[Start of GIVEN RECORDS]
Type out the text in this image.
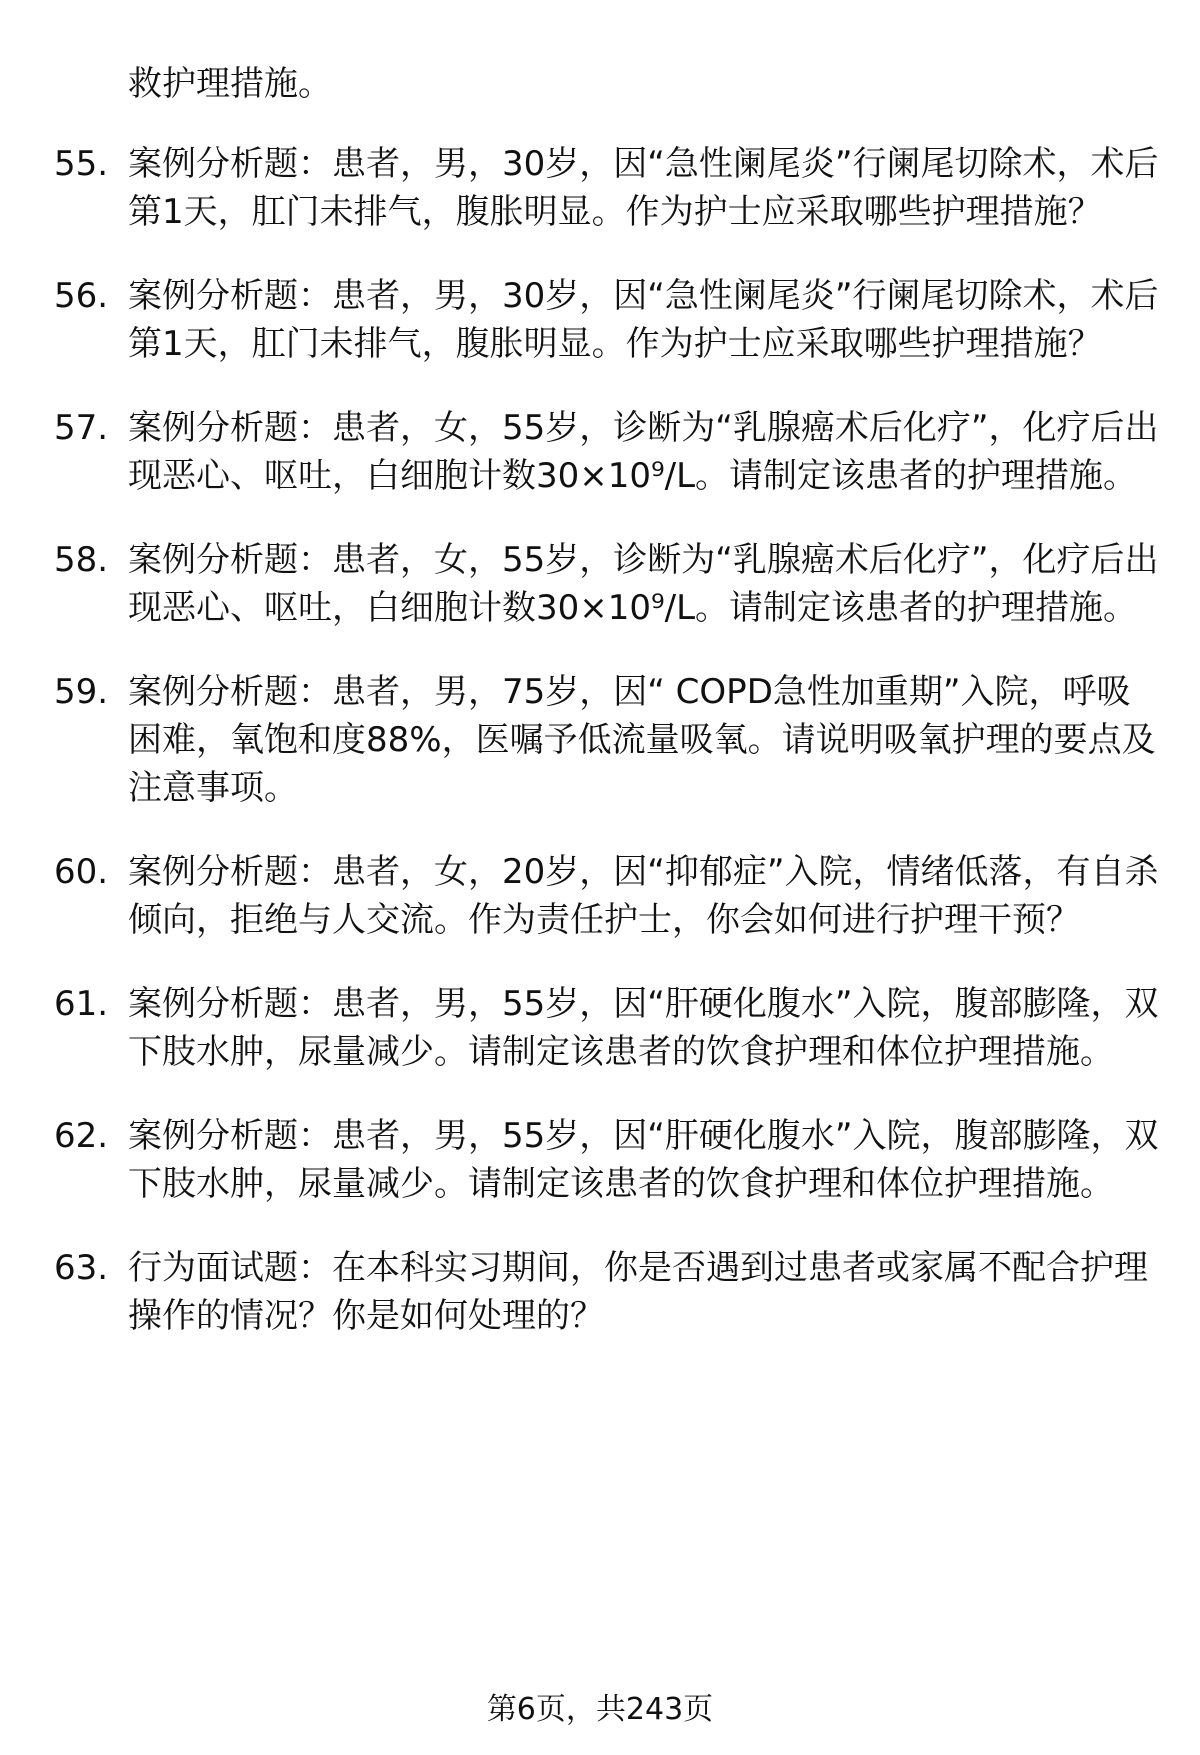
​
救护理措施。
55. 案例分析题：患者，男，30岁，因“急性阑尾炎”行阑尾切除术，术后第1天，肛门未排气，腹胀明显。作为护士应采取哪些护理措施？
56. 案例分析题：患者，男，30岁，因“急性阑尾炎”行阑尾切除术，术后第1天，肛门未排气，腹胀明显。作为护士应采取哪些护理措施？
57. 案例分析题：患者，女，55岁，诊断为“乳腺癌术后化疗”，化疗后出现恶心、呕吐，白细胞计数30×10⁹/L。请制定该患者的护理措施。
58. 案例分析题：患者，女，55岁，诊断为“乳腺癌术后化疗”，化疗后出现恶心、呕吐，白细胞计数30×10⁹/L。请制定该患者的护理措施。
59. 案例分析题：患者，男，75岁，因“ COPD急性加重期”入院，呼吸困难，氧饱和度88%，医嘱予低流量吸氧。请说明吸氧护理的要点及注意事项。
60. 案例分析题：患者，女，20岁，因“抑郁症”入院，情绪低落，有自杀倾向，拒绝与人交流。作为责任护士，你会如何进行护理干预？
61. 案例分析题：患者，男，55岁，因“肝硬化腹水”入院，腹部膨隆，双下肢水肿，尿量减少。请制定该患者的饮食护理和体位护理措施。
62. 案例分析题：患者，男，55岁，因“肝硬化腹水”入院，腹部膨隆，双下肢水肿，尿量减少。请制定该患者的饮食护理和体位护理措施。
63. 行为面试题：在本科实习期间，你是否遇到过患者或家属不配合护理操作的情况？你是如何处理的？
第6页，共243页
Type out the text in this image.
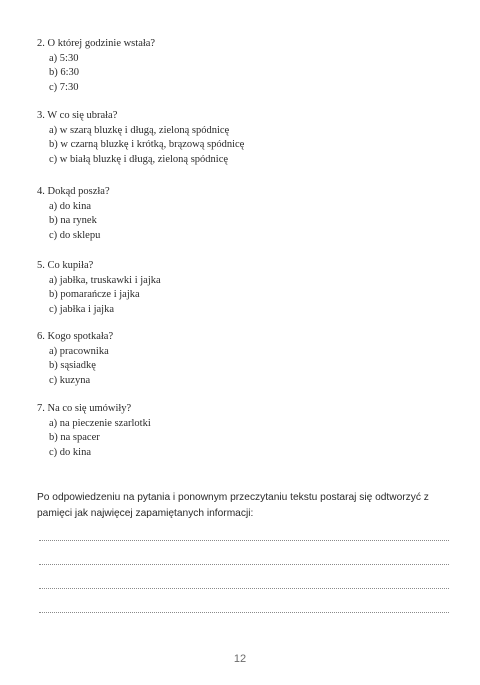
2. O której godzinie wstała?

a) 5:30

b) 6:30

c) 7:30

3. W co się ubrała?

a) w szarą bluzkę i długą, zieloną spódnicę

b) w czarną bluzkę i krótką, brązową spódnicę

c) w białą bluzkę i długą, zieloną spódnicę

4. Dokąd poszła?

a) do kina

b) na rynek

c) do sklepu

5. Co kupiła?

a) jabłka, truskawki i jajka

b) pomarańcze i jajka

c) jabłka i jajka

6. Kogo spotkała?

a) pracownika

b) sąsiadkę

c) kuzyna

7. Na co się umówiły?

a) na pieczenie szarlotki

b) na spacer

c) do kina

Po odpowiedzeniu na pytania i ponownym przeczytaniu tekstu postaraj się odtworzyć z pamięci jak najwięcej zapamiętanych informacji:

12
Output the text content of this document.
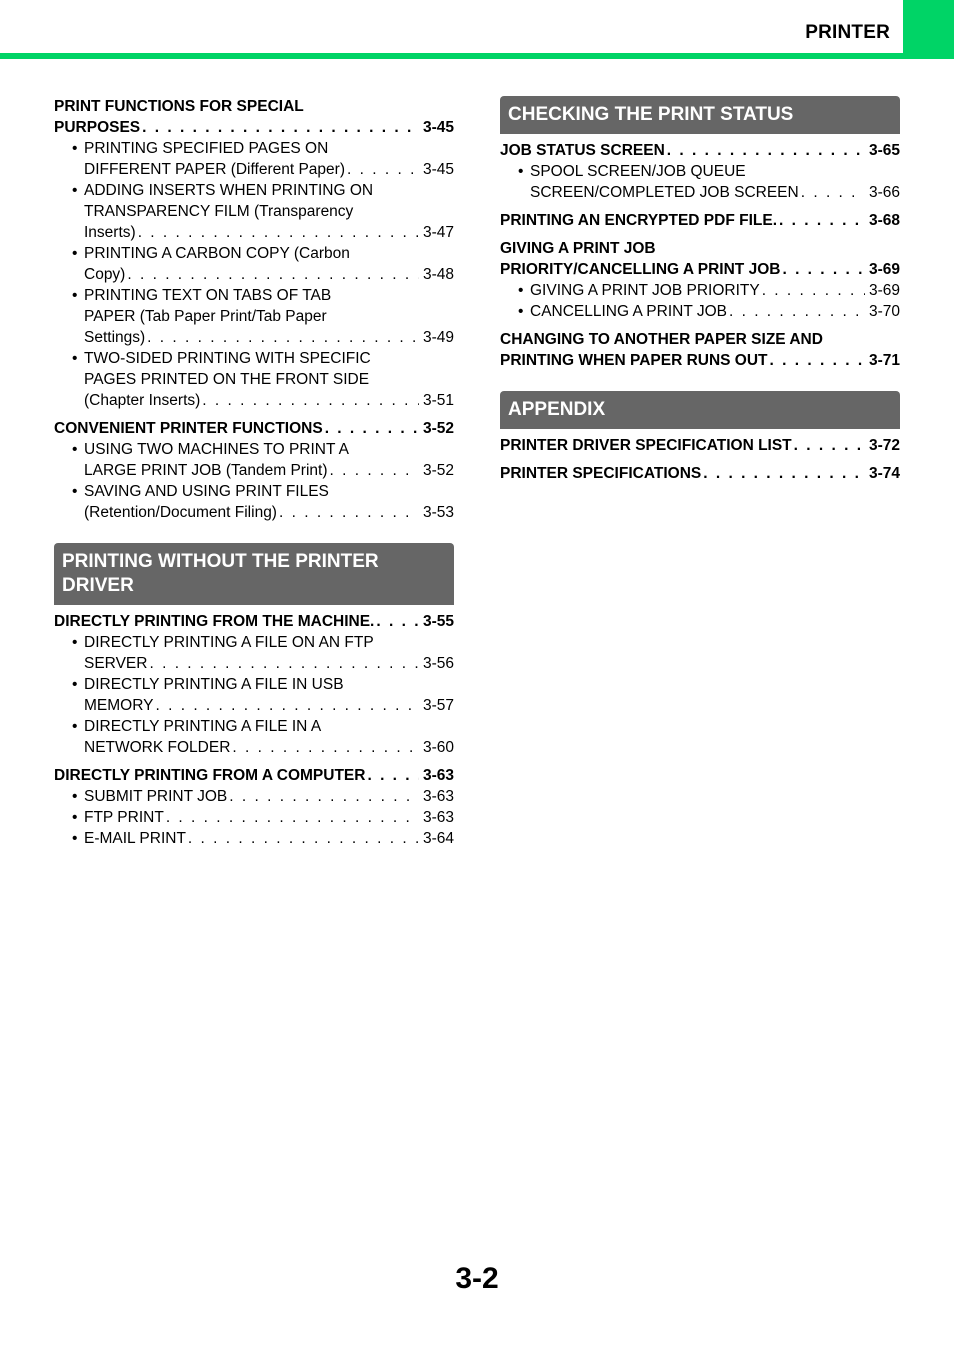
PRINTER
PRINT FUNCTIONS FOR SPECIAL
PURPOSES . . .	3-45
• PRINTING SPECIFIED PAGES ON
DIFFERENT PAPER (Different Paper) . . .	3-45
• ADDING INSERTS WHEN PRINTING ON
TRANSPARENCY FILM (Transparency
Inserts) . . .	3-47
• PRINTING A CARBON COPY (Carbon
Copy) . . .	3-48
• PRINTING TEXT ON TABS OF TAB
PAPER (Tab Paper Print/Tab Paper
Settings) . . .	3-49
• TWO-SIDED PRINTING WITH SPECIFIC
PAGES PRINTED ON THE FRONT SIDE
(Chapter Inserts) . . .	3-51
CONVENIENT PRINTER FUNCTIONS . . .	3-52
• USING TWO MACHINES TO PRINT A
LARGE PRINT JOB (Tandem Print) . . .	3-52
• SAVING AND USING PRINT FILES
(Retention/Document Filing) . . .	3-53
PRINTING WITHOUT THE PRINTER DRIVER
DIRECTLY PRINTING FROM THE MACHINE. . . .	3-55
• DIRECTLY PRINTING A FILE ON AN FTP
SERVER . . .	3-56
• DIRECTLY PRINTING A FILE IN USB
MEMORY . . .	3-57
• DIRECTLY PRINTING A FILE IN A
NETWORK FOLDER . . .	3-60
DIRECTLY PRINTING FROM A COMPUTER . . .	3-63
• SUBMIT PRINT JOB . . .	3-63
• FTP PRINT . . .	3-63
• E-MAIL PRINT . . .	3-64
CHECKING THE PRINT STATUS
JOB STATUS SCREEN . . .	3-65
• SPOOL SCREEN/JOB QUEUE
SCREEN/COMPLETED JOB SCREEN . . .	3-66
PRINTING AN ENCRYPTED PDF FILE. . . .	3-68
GIVING A PRINT JOB
PRIORITY/CANCELLING A PRINT JOB . . .	3-69
• GIVING A PRINT JOB PRIORITY . . .	3-69
• CANCELLING A PRINT JOB . . .	3-70
CHANGING TO ANOTHER PAPER SIZE AND
PRINTING WHEN PAPER RUNS OUT . . .	3-71
APPENDIX
PRINTER DRIVER SPECIFICATION LIST . . .	3-72
PRINTER SPECIFICATIONS . . .	3-74
3-2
[End of GIVEN RECORDS]
PROBLEM STATEMENT: Review the preceding data and report every line that includes the string "作为护士应采取哪些护理措施".

REPLY TO THE TASK:
55. 案例分析题：患者，男，30岁，因“急性阑尾炎”行阑尾切除术，术后第1天，肛门未排气，腹胀明显。作为护士应采取哪些护理措施？
56. 案例分析题：患者，男，30岁，因“急性阑尾炎”行阑尾切除术，术后第1天，肛门未排气，腹胀明显。作为护士应采取哪些护理措施？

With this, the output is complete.